The exercise:
Repeat all of the material below exactly as written, images excluded.

════

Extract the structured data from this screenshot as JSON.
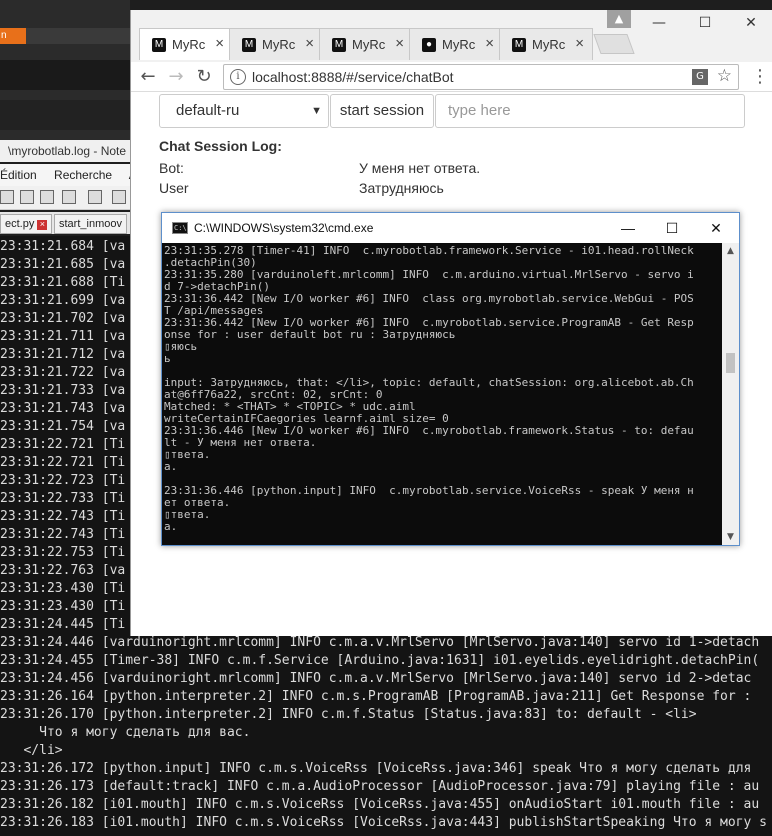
{
  "background": {
    "orange_tab_label": "n",
    "notepad_title": "\\myrobotlab.log - Note",
    "notepad_menu": [
      "Édition",
      "Recherche",
      "A"
    ],
    "notepad_tabs": [
      "ect.py",
      "start_inmoov"
    ],
    "log_lines": [
      "23:31:21.684 [va",
      "23:31:21.685 [va",
      "23:31:21.688 [Ti",
      "23:31:21.699 [va",
      "23:31:21.702 [va",
      "23:31:21.711 [va",
      "23:31:21.712 [va",
      "23:31:21.722 [va",
      "23:31:21.733 [va",
      "23:31:21.743 [va",
      "23:31:21.754 [va",
      "23:31:22.721 [Ti",
      "23:31:22.721 [Ti",
      "23:31:22.723 [Ti",
      "23:31:22.733 [Ti",
      "23:31:22.743 [Ti",
      "23:31:22.743 [Ti",
      "23:31:22.753 [Ti",
      "23:31:22.763 [va",
      "23:31:23.430 [Ti",
      "23:31:23.430 [Ti",
      "23:31:24.445 [Ti",
      "23:31:24.446 [varduinoright.mrlcomm] INFO c.m.a.v.MrlServo [MrlServo.java:140] servo id 1->detach",
      "23:31:24.455 [Timer-38] INFO c.m.f.Service [Arduino.java:1631] i01.eyelids.eyelidright.detachPin(",
      "23:31:24.456 [varduinoright.mrlcomm] INFO c.m.a.v.MrlServo [MrlServo.java:140] servo id 2->detac",
      "23:31:26.164 [python.interpreter.2] INFO c.m.s.ProgramAB [ProgramAB.java:211] Get Response for :",
      "23:31:26.170 [python.interpreter.2] INFO c.m.f.Status [Status.java:83] to: default - <li>",
      "     Что я могу сделать для вас.",
      "   </li>",
      "23:31:26.172 [python.input] INFO c.m.s.VoiceRss [VoiceRss.java:346] speak Что я могу сделать для",
      "23:31:26.173 [default:track] INFO c.m.a.AudioProcessor [AudioProcessor.java:79] playing file : au",
      "23:31:26.182 [i01.mouth] INFO c.m.s.VoiceRss [VoiceRss.java:455] onAudioStart i01.mouth file : au",
      "23:31:26.183 [i01.mouth] INFO c.m.s.VoiceRss [VoiceRss.java:443] publishStartSpeaking Что я могу s"
    ]
  },
  "browser": {
    "tabs": [
      {
        "label": "MyRc",
        "icon": "myrobotlab-icon",
        "active": true
      },
      {
        "label": "MyRc",
        "icon": "myrobotlab-icon",
        "active": false
      },
      {
        "label": "MyRc",
        "icon": "myrobotlab-icon",
        "active": false
      },
      {
        "label": "MyRc",
        "icon": "github-icon",
        "active": false
      },
      {
        "label": "MyRc",
        "icon": "myrobotlab-icon",
        "active": false
      }
    ],
    "url": "localhost:8888/#/service/chatBot"
  },
  "chat": {
    "bot_select": "default-ru",
    "start_button": "start session",
    "input_placeholder": "type here",
    "log_title": "Chat Session Log:",
    "rows": [
      {
        "speaker": "Bot:",
        "text": "У меня нет ответа."
      },
      {
        "speaker": "User",
        "text": "Затрудняюсь"
      }
    ]
  },
  "cmd": {
    "title": "C:\\WINDOWS\\system32\\cmd.exe",
    "lines": [
      "23:31:35.278 [Timer-41] INFO  c.myrobotlab.framework.Service - i01.head.rollNeck",
      ".detachPin(30)",
      "23:31:35.280 [varduinoleft.mrlcomm] INFO  c.m.arduino.virtual.MrlServo - servo i",
      "d 7->detachPin()",
      "23:31:36.442 [New I/O worker #6] INFO  class org.myrobotlab.service.WebGui - POS",
      "T /api/messages",
      "23:31:36.442 [New I/O worker #6] INFO  c.myrobotlab.service.ProgramAB - Get Resp",
      "onse for : user default bot ru : Затрудняюсь",
      "▯яюсь",
      "ь",
      "",
      "input: Затрудняюсь, that: </li>, topic: default, chatSession: org.alicebot.ab.Ch",
      "at@6ff76a22, srcCnt: 02, srCnt: 0",
      "Matched: * <THAT> * <TOPIC> * udc.aiml",
      "writeCertainIFCaegories learnf.aiml size= 0",
      "23:31:36.446 [New I/O worker #6] INFO  c.myrobotlab.framework.Status - to: defau",
      "lt - У меня нет ответа.",
      "▯твета.",
      "а.",
      "",
      "23:31:36.446 [python.input] INFO  c.myrobotlab.service.VoiceRss - speak У меня н",
      "ет ответа.",
      "▯твета.",
      "а."
    ]
  }
}
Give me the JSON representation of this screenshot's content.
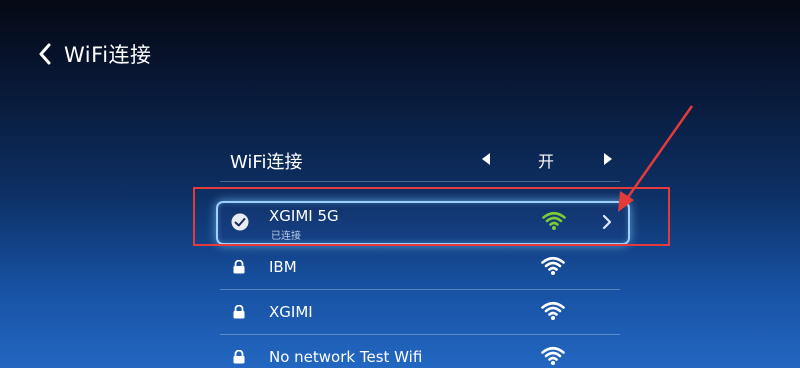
{
  "header": {
    "title": "WiFi连接"
  },
  "wifi_toggle": {
    "label": "WiFi连接",
    "value": "开"
  },
  "networks": [
    {
      "name": "XGIMI 5G",
      "status": "已连接",
      "connected": true,
      "secured": true
    },
    {
      "name": "IBM",
      "status": "",
      "connected": false,
      "secured": true
    },
    {
      "name": "XGIMI",
      "status": "",
      "connected": false,
      "secured": true
    },
    {
      "name": "No network Test Wifi",
      "status": "",
      "connected": false,
      "secured": true
    }
  ],
  "colors": {
    "accent_green": "#7ccc35",
    "highlight_border": "#9fd0ff",
    "annotation_red": "#e53a3a"
  },
  "icons": {
    "back": "chevron-left-icon",
    "check": "check-circle-icon",
    "lock": "lock-icon",
    "wifi": "wifi-signal-icon",
    "detail": "chevron-right-icon"
  }
}
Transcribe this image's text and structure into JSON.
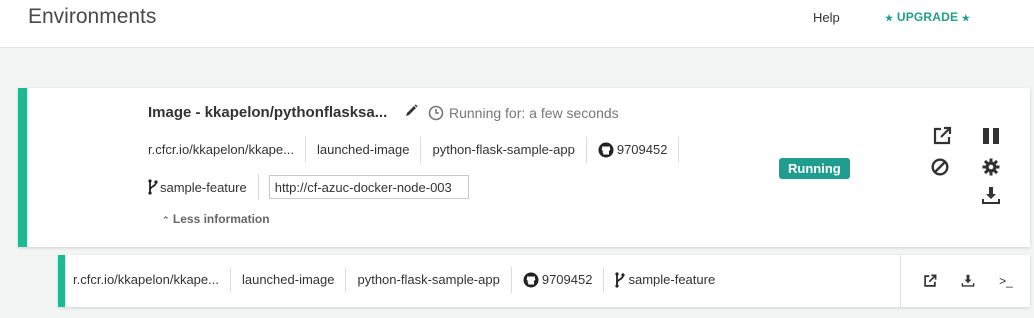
{
  "header": {
    "title": "Environments",
    "help_label": "Help",
    "upgrade_label": "UPGRADE",
    "upgrade_star": "★"
  },
  "colors": {
    "accent": "#20b791",
    "badge": "#1f9e8f",
    "upgrade": "#1fa187"
  },
  "environment": {
    "image_name": "Image - kkapelon/pythonflasksa...",
    "running_for": "Running for: a few seconds",
    "tags": [
      "r.cfcr.io/kkapelon/kkape...",
      "launched-image",
      "python-flask-sample-app"
    ],
    "commit": "9709452",
    "branch": "sample-feature",
    "url_value": "http://cf-azuc-docker-node-003",
    "less_info": "Less information",
    "status": "Running",
    "icons": [
      "pencil-icon",
      "clock-icon",
      "github-icon",
      "branch-icon",
      "external-link-icon",
      "pause-icon",
      "stop-icon",
      "settings-icon",
      "download-icon"
    ]
  },
  "row": {
    "tags": [
      "r.cfcr.io/kkapelon/kkape...",
      "launched-image",
      "python-flask-sample-app"
    ],
    "commit": "9709452",
    "branch": "sample-feature",
    "terminal_label": ">_"
  }
}
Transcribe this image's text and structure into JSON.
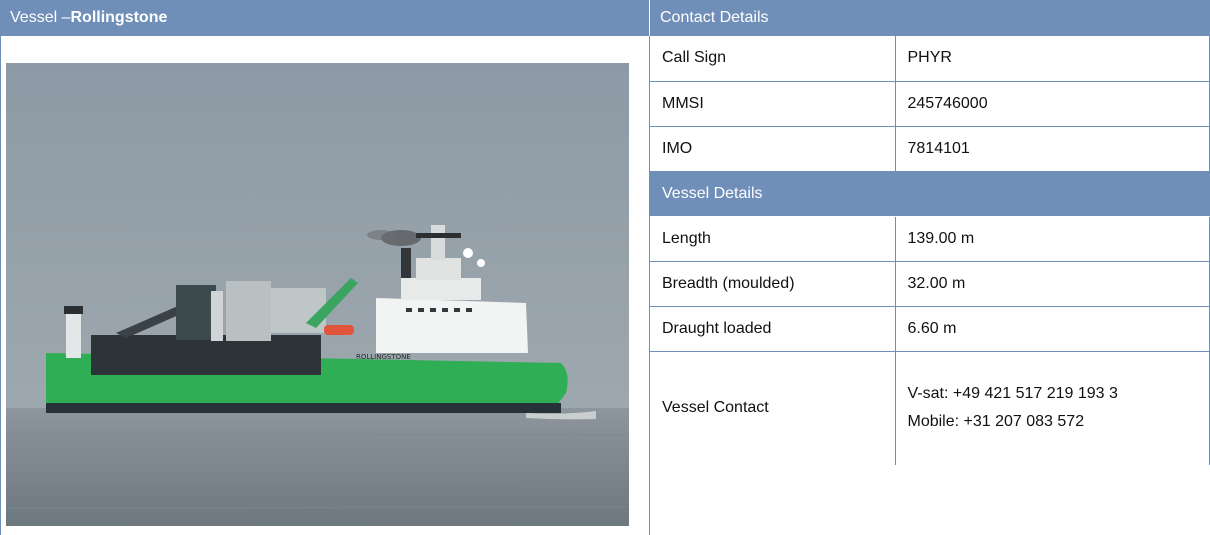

════

Written solution:
Extract the structured data from this screenshot as JSON.
{
  "background": {
    "orange_tab_label": "n",
    "notepad_title": "\\myrobotlab.log - Note",
    "notepad_menu": [
      "Édition",
      "Recherche",
      "A"
    ],
    "notepad_tabs": [
      "ect.py",
      "start_inmoov"
    ],
    "log_lines": [
      "23:31:21.684 [va",
      "23:31:21.685 [va",
      "23:31:21.688 [Ti",
      "23:31:21.699 [va",
      "23:31:21.702 [va",
      "23:31:21.711 [va",
      "23:31:21.712 [va",
      "23:31:21.722 [va",
      "23:31:21.733 [va",
      "23:31:21.743 [va",
      "23:31:21.754 [va",
      "23:31:22.721 [Ti",
      "23:31:22.721 [Ti",
      "23:31:22.723 [Ti",
      "23:31:22.733 [Ti",
      "23:31:22.743 [Ti",
      "23:31:22.743 [Ti",
      "23:31:22.753 [Ti",
      "23:31:22.763 [va",
      "23:31:23.430 [Ti",
      "23:31:23.430 [Ti",
      "23:31:24.445 [Ti",
      "23:31:24.446 [varduinoright.mrlcomm] INFO c.m.a.v.MrlServo [MrlServo.java:140] servo id 1->detach",
      "23:31:24.455 [Timer-38] INFO c.m.f.Service [Arduino.java:1631] i01.eyelids.eyelidright.detachPin(",
      "23:31:24.456 [varduinoright.mrlcomm] INFO c.m.a.v.MrlServo [MrlServo.java:140] servo id 2->detac",
      "23:31:26.164 [python.interpreter.2] INFO c.m.s.ProgramAB [ProgramAB.java:211] Get Response for :",
      "23:31:26.170 [python.interpreter.2] INFO c.m.f.Status [Status.java:83] to: default - <li>",
      "     Что я могу сделать для вас.",
      "   </li>",
      "23:31:26.172 [python.input] INFO c.m.s.VoiceRss [VoiceRss.java:346] speak Что я могу сделать для",
      "23:31:26.173 [default:track] INFO c.m.a.AudioProcessor [AudioProcessor.java:79] playing file : au",
      "23:31:26.182 [i01.mouth] INFO c.m.s.VoiceRss [VoiceRss.java:455] onAudioStart i01.mouth file : au",
      "23:31:26.183 [i01.mouth] INFO c.m.s.VoiceRss [VoiceRss.java:443] publishStartSpeaking Что я могу s"
    ]
  },
  "browser": {
    "tabs": [
      {
        "label": "MyRc",
        "icon": "myrobotlab-icon",
        "active": true
      },
      {
        "label": "MyRc",
        "icon": "myrobotlab-icon",
        "active": false
      },
      {
        "label": "MyRc",
        "icon": "myrobotlab-icon",
        "active": false
      },
      {
        "label": "MyRc",
        "icon": "github-icon",
        "active": false
      },
      {
        "label": "MyRc",
        "icon": "myrobotlab-icon",
        "active": false
      }
    ],
    "url": "localhost:8888/#/service/chatBot"
  },
  "chat": {
    "bot_select": "default-ru",
    "start_button": "start session",
    "input_placeholder": "type here",
    "log_title": "Chat Session Log:",
    "rows": [
      {
        "speaker": "Bot:",
        "text": "У меня нет ответа."
      },
      {
        "speaker": "User",
        "text": "Затрудняюсь"
      }
    ]
  },
  "cmd": {
    "title": "C:\\WINDOWS\\system32\\cmd.exe",
    "lines": [
      "23:31:35.278 [Timer-41] INFO  c.myrobotlab.framework.Service - i01.head.rollNeck",
      ".detachPin(30)",
      "23:31:35.280 [varduinoleft.mrlcomm] INFO  c.m.arduino.virtual.MrlServo - servo i",
      "d 7->detachPin()",
      "23:31:36.442 [New I/O worker #6] INFO  class org.myrobotlab.service.WebGui - POS",
      "T /api/messages",
      "23:31:36.442 [New I/O worker #6] INFO  c.myrobotlab.service.ProgramAB - Get Resp",
      "onse for : user default bot ru : Затрудняюсь",
      "▯яюсь",
      "ь",
      "",
      "input: Затрудняюсь, that: </li>, topic: default, chatSession: org.alicebot.ab.Ch",
      "at@6ff76a22, srcCnt: 02, srCnt: 0",
      "Matched: * <THAT> * <TOPIC> * udc.aiml",
      "writeCertainIFCaegories learnf.aiml size= 0",
      "23:31:36.446 [New I/O worker #6] INFO  c.myrobotlab.framework.Status - to: defau",
      "lt - У меня нет ответа.",
      "▯твета.",
      "а.",
      "",
      "23:31:36.446 [python.input] INFO  c.myrobotlab.service.VoiceRss - speak У меня н",
      "ет ответа.",
      "▯твета.",
      "а."
    ]
  }
}
Give me the JSON representation of this screenshot's content.
{
  "header": {
    "title": "WiFi连接"
  },
  "wifi_toggle": {
    "label": "WiFi连接",
    "value": "开"
  },
  "networks": [
    {
      "name": "XGIMI 5G",
      "status": "已连接",
      "connected": true,
      "secured": true
    },
    {
      "name": "IBM",
      "status": "",
      "connected": false,
      "secured": true
    },
    {
      "name": "XGIMI",
      "status": "",
      "connected": false,
      "secured": true
    },
    {
      "name": "No network Test Wifi",
      "status": "",
      "connected": false,
      "secured": true
    }
  ],
  "colors": {
    "accent_green": "#7ccc35",
    "highlight_border": "#9fd0ff",
    "annotation_red": "#e53a3a"
  },
  "icons": {
    "back": "chevron-left-icon",
    "check": "check-circle-icon",
    "lock": "lock-icon",
    "wifi": "wifi-signal-icon",
    "detail": "chevron-right-icon"
  }
}
Transcribe this image's text and structure into JSON.
{
  "header": {
    "title": "Environments",
    "help_label": "Help",
    "upgrade_label": "UPGRADE",
    "upgrade_star": "★"
  },
  "colors": {
    "accent": "#20b791",
    "badge": "#1f9e8f",
    "upgrade": "#1fa187"
  },
  "environment": {
    "image_name": "Image - kkapelon/pythonflasksa...",
    "running_for": "Running for: a few seconds",
    "tags": [
      "r.cfcr.io/kkapelon/kkape...",
      "launched-image",
      "python-flask-sample-app"
    ],
    "commit": "9709452",
    "branch": "sample-feature",
    "url_value": "http://cf-azuc-docker-node-003",
    "less_info": "Less information",
    "status": "Running",
    "icons": [
      "pencil-icon",
      "clock-icon",
      "github-icon",
      "branch-icon",
      "external-link-icon",
      "pause-icon",
      "stop-icon",
      "settings-icon",
      "download-icon"
    ]
  },
  "row": {
    "tags": [
      "r.cfcr.io/kkapelon/kkape...",
      "launched-image",
      "python-flask-sample-app"
    ],
    "commit": "9709452",
    "branch": "sample-feature",
    "terminal_label": ">_"
  }
}
Transcribe this image's text and structure into JSON.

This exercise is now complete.